Given instruction:
From the listing below, pick out each line with the word "have".

(Collection entries)
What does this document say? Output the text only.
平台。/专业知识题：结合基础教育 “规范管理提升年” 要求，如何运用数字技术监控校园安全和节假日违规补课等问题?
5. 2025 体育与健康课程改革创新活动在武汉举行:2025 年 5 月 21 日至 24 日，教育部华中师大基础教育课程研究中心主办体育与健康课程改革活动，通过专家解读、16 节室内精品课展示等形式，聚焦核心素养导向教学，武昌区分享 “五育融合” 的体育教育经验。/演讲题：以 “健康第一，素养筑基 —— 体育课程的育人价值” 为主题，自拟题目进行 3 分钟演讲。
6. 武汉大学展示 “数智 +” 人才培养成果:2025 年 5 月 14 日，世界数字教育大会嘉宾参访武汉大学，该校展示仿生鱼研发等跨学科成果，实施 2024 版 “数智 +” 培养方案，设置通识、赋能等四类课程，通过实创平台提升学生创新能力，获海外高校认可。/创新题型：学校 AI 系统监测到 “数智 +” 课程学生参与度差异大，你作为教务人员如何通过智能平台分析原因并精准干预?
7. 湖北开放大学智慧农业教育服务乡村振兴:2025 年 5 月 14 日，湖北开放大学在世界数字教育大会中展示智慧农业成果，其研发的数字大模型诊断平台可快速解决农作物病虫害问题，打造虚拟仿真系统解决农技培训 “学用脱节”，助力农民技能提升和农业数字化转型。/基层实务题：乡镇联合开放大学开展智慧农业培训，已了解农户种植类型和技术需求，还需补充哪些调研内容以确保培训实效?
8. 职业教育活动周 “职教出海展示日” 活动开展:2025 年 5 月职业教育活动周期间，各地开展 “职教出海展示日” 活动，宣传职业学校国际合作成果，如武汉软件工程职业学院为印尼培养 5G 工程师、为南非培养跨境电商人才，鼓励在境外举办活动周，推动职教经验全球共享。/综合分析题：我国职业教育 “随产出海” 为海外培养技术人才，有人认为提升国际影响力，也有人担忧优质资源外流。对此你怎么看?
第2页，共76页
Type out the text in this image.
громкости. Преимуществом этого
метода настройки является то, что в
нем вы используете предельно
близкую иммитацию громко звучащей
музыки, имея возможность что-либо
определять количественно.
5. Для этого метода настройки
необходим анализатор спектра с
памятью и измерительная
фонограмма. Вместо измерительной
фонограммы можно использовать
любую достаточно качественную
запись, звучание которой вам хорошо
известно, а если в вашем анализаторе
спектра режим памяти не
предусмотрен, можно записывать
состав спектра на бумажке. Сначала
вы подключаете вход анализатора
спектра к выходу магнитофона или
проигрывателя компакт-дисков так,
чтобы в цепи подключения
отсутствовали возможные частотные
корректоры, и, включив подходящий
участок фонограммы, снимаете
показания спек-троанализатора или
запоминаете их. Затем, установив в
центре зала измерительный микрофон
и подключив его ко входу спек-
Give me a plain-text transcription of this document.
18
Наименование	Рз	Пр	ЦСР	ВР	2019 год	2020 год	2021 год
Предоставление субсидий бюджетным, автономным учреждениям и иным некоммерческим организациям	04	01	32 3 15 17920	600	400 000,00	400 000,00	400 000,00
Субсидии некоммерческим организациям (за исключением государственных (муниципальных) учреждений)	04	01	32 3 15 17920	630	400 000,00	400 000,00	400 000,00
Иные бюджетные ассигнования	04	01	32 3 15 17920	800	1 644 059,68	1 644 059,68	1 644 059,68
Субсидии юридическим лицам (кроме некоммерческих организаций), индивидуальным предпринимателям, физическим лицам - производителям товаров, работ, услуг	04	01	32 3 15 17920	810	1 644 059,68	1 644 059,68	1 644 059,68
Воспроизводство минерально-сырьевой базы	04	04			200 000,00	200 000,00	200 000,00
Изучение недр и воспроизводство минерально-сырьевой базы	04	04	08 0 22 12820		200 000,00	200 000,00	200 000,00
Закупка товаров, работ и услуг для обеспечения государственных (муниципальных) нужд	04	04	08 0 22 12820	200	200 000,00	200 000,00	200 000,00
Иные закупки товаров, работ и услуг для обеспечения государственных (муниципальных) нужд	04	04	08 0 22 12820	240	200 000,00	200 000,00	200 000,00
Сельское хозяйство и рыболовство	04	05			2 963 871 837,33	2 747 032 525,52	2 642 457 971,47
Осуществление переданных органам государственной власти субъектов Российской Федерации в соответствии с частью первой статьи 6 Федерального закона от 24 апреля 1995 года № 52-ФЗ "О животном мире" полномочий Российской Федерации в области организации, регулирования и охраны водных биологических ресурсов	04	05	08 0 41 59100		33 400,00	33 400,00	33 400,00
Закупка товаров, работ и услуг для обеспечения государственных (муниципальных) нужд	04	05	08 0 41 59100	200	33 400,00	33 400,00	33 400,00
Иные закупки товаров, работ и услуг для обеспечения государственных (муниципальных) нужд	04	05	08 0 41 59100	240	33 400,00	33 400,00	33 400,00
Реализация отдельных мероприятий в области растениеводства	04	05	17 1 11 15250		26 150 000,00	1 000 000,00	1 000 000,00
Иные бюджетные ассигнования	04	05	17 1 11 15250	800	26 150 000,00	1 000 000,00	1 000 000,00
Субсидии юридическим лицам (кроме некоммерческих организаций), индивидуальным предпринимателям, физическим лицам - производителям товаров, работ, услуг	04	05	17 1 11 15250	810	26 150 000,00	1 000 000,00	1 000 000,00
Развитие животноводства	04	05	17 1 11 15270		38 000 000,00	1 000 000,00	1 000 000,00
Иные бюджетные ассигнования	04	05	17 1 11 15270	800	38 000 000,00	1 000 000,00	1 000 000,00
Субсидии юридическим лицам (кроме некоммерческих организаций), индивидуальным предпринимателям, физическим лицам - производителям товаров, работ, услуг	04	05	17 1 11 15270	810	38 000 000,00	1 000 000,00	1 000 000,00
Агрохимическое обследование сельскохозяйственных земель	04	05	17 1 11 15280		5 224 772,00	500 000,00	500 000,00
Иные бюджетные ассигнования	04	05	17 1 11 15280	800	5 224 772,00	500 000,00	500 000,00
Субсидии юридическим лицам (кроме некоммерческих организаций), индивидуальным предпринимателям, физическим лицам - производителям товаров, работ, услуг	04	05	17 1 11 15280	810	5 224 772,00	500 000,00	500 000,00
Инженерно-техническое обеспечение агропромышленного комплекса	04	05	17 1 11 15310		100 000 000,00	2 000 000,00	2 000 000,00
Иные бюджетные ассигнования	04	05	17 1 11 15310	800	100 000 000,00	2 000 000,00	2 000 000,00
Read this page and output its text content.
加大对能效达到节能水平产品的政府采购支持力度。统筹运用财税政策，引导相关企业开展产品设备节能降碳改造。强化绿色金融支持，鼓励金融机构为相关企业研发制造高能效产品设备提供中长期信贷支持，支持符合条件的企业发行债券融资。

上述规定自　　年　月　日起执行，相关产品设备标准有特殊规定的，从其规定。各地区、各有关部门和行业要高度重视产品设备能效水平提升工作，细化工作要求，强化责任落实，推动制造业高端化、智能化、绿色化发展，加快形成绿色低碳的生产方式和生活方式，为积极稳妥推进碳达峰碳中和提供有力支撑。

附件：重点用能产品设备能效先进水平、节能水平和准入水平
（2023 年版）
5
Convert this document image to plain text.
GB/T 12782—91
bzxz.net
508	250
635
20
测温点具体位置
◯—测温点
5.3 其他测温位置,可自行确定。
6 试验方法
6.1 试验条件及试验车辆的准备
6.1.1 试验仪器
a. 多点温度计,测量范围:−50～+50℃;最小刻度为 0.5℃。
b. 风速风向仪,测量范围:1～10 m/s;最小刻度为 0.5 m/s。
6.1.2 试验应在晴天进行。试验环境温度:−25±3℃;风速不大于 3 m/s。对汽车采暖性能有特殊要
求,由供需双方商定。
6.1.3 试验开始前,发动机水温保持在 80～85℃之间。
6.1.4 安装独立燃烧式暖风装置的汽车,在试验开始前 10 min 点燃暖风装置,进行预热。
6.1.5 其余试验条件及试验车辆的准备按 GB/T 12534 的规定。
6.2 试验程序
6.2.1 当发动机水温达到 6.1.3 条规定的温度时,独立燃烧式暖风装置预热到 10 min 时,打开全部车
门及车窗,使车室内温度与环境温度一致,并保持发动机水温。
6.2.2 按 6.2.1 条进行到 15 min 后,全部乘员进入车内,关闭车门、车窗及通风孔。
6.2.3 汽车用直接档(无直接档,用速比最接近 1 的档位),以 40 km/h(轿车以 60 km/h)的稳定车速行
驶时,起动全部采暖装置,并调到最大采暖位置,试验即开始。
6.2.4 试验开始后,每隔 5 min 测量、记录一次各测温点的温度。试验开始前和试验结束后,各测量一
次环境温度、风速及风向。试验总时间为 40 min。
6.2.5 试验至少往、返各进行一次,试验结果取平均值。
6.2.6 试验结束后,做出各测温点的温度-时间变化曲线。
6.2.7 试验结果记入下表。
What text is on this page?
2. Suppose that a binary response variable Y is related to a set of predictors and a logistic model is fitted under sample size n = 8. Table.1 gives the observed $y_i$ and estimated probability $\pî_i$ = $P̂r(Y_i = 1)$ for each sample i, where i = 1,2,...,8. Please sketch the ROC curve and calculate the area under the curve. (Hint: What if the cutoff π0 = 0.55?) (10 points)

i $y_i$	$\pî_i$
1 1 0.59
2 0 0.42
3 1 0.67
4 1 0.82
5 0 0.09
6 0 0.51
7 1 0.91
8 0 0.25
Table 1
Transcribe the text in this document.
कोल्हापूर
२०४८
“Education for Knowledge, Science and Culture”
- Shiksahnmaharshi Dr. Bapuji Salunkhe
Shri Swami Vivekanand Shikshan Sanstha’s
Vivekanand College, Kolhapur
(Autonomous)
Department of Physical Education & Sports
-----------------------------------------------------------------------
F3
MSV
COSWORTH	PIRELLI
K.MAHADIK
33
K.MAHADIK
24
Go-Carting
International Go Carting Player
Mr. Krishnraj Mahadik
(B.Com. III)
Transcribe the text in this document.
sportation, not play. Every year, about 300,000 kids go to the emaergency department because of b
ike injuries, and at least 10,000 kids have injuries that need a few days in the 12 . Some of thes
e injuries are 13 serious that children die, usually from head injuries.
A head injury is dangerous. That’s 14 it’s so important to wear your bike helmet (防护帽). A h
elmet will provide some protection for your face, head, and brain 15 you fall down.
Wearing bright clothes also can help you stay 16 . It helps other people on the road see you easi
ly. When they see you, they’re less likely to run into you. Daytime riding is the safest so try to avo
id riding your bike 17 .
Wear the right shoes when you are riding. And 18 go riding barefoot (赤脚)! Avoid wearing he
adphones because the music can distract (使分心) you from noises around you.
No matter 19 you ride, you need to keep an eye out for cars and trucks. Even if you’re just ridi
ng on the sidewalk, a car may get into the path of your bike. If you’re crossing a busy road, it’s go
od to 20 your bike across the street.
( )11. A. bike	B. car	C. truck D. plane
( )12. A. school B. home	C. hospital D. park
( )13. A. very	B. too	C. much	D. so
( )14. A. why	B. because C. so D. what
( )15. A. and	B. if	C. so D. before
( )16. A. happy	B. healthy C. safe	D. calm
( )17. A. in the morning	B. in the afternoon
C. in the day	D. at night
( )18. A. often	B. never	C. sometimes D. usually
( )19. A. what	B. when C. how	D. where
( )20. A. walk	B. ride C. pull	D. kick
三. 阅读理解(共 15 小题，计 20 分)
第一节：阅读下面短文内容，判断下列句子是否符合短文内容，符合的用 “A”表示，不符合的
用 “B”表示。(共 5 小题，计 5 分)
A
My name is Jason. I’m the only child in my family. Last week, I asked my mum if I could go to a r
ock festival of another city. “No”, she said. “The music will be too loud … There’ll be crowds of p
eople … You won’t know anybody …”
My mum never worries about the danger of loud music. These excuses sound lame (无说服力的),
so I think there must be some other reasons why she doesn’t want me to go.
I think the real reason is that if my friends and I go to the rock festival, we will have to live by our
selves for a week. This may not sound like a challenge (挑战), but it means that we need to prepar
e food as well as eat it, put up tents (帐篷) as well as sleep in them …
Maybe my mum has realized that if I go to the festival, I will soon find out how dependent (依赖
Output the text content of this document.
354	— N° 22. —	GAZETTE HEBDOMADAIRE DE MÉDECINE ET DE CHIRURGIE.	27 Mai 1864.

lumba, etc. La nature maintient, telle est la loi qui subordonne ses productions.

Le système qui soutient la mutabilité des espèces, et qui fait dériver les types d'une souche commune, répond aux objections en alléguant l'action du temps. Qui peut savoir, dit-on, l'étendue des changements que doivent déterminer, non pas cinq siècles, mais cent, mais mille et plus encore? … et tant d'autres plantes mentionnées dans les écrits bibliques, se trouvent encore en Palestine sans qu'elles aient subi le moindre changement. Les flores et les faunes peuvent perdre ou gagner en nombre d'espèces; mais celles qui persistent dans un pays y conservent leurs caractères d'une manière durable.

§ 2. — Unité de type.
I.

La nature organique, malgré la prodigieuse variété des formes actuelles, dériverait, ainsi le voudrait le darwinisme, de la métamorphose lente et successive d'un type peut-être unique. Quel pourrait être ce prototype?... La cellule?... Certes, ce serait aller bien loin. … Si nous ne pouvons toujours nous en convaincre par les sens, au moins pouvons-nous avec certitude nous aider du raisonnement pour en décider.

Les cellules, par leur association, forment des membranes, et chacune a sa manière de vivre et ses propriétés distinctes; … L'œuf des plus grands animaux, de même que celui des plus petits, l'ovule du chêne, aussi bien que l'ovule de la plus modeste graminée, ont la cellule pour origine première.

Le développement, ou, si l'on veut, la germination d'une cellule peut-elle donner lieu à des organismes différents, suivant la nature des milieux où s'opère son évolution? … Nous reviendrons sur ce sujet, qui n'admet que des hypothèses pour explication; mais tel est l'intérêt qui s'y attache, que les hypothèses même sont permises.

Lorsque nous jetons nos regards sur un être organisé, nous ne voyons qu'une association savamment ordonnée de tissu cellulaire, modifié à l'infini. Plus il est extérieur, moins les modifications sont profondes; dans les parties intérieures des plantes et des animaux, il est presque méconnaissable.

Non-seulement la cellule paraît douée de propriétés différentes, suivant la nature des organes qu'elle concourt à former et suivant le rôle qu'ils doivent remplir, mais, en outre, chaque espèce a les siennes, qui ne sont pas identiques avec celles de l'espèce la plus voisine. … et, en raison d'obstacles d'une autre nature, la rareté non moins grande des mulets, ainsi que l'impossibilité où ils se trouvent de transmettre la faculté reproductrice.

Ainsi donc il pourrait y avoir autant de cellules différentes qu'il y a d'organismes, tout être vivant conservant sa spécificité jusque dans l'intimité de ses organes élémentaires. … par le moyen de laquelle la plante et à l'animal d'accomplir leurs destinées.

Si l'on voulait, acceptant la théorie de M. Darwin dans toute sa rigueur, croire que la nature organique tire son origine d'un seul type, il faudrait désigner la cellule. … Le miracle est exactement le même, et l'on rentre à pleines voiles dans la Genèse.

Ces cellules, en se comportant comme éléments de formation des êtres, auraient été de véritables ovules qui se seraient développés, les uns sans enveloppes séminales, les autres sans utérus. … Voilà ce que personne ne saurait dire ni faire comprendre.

Solution to this task:
ike injuries, and at least 10,000 kids have injuries that need a few days in the 12 . Some of thes
I think the real reason is that if my friends and I go to the rock festival, we will have to live by our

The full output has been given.